[Extracted records]
------------
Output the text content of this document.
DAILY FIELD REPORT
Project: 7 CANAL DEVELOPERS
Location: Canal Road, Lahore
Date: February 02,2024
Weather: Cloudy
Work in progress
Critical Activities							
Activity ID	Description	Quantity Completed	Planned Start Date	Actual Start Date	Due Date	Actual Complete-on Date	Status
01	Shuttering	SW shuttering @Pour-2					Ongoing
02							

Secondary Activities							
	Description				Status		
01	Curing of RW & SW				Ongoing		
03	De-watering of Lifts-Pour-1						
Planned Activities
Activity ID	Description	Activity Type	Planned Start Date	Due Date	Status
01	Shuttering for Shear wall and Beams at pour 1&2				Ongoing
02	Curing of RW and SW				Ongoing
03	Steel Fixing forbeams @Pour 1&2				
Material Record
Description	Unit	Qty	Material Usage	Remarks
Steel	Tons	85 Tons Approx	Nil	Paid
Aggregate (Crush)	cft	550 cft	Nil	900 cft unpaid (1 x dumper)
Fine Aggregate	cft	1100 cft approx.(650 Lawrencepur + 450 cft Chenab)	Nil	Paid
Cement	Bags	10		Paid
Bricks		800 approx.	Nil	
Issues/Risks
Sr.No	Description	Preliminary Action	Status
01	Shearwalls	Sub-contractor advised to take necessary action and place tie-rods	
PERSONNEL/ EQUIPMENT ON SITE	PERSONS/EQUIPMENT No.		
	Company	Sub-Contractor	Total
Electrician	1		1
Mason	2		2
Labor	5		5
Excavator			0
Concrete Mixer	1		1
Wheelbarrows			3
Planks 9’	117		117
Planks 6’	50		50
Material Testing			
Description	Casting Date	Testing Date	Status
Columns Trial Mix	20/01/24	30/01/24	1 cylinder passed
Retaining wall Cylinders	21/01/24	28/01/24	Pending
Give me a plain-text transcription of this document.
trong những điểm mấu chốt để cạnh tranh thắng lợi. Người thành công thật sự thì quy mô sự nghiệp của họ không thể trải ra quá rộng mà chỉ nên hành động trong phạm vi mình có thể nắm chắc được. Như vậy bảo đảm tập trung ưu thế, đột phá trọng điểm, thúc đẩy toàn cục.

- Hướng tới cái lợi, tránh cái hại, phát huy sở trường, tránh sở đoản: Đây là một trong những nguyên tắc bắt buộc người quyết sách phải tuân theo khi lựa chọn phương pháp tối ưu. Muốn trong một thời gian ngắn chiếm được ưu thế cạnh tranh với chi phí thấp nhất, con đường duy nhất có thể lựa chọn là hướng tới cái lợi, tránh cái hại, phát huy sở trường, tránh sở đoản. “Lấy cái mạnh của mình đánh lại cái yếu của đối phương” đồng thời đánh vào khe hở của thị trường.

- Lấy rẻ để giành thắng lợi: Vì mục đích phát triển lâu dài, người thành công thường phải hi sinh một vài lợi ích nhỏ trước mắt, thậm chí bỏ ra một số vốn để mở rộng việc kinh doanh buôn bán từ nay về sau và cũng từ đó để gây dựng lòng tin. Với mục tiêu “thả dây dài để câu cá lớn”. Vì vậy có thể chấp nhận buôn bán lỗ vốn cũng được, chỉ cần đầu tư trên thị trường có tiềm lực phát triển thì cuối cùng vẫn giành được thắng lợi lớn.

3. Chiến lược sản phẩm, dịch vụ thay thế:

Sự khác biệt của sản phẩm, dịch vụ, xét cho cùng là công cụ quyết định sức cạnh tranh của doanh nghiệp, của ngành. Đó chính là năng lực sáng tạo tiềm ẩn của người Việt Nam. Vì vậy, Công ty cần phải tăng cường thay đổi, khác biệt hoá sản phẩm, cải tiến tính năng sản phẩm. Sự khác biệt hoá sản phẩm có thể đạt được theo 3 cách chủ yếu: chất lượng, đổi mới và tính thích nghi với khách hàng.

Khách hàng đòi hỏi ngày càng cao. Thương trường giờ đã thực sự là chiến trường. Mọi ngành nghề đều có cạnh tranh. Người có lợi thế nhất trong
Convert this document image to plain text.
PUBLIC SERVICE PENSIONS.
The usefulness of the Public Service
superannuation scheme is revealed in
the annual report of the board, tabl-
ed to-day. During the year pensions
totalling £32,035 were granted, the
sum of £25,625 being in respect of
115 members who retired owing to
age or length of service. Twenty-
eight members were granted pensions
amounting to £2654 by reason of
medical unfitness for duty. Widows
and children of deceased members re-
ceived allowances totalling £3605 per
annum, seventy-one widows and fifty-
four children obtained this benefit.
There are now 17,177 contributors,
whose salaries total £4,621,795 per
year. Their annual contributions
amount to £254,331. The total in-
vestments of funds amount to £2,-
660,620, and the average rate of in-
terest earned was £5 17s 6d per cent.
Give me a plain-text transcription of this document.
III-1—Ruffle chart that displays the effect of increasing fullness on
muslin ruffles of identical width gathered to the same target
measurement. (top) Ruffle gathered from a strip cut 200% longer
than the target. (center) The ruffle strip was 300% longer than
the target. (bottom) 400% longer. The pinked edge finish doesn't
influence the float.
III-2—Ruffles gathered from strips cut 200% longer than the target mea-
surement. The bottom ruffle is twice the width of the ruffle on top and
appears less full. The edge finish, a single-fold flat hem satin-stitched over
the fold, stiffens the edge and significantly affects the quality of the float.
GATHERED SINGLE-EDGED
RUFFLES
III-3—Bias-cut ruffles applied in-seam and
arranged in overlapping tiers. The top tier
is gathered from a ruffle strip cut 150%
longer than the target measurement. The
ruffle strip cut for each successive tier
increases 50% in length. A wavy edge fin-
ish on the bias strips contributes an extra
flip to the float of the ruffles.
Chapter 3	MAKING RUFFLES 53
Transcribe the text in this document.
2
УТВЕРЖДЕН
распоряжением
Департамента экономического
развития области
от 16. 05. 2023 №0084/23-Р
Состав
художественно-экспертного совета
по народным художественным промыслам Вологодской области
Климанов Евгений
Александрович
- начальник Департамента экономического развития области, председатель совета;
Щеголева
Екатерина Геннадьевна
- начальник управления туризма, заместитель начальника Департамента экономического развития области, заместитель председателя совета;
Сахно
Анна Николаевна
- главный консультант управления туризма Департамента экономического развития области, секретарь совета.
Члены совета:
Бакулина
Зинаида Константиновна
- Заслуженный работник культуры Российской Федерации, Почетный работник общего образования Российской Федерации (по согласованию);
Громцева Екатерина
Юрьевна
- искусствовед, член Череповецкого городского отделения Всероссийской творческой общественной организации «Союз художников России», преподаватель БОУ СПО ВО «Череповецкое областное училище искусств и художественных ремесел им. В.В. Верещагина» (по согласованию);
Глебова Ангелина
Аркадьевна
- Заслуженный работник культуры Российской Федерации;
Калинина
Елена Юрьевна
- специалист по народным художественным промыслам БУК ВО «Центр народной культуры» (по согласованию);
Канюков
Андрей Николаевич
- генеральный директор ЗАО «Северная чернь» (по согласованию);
------------
Stated problem:
Select every line in the material above where the string "from" occurs, and copy it.

Exercise response:
measurement. (top) Ruffle gathered from a strip cut 200% longer
III-2—Ruffles gathered from strips cut 200% longer than the target mea-
is gathered from a ruffle strip cut 150%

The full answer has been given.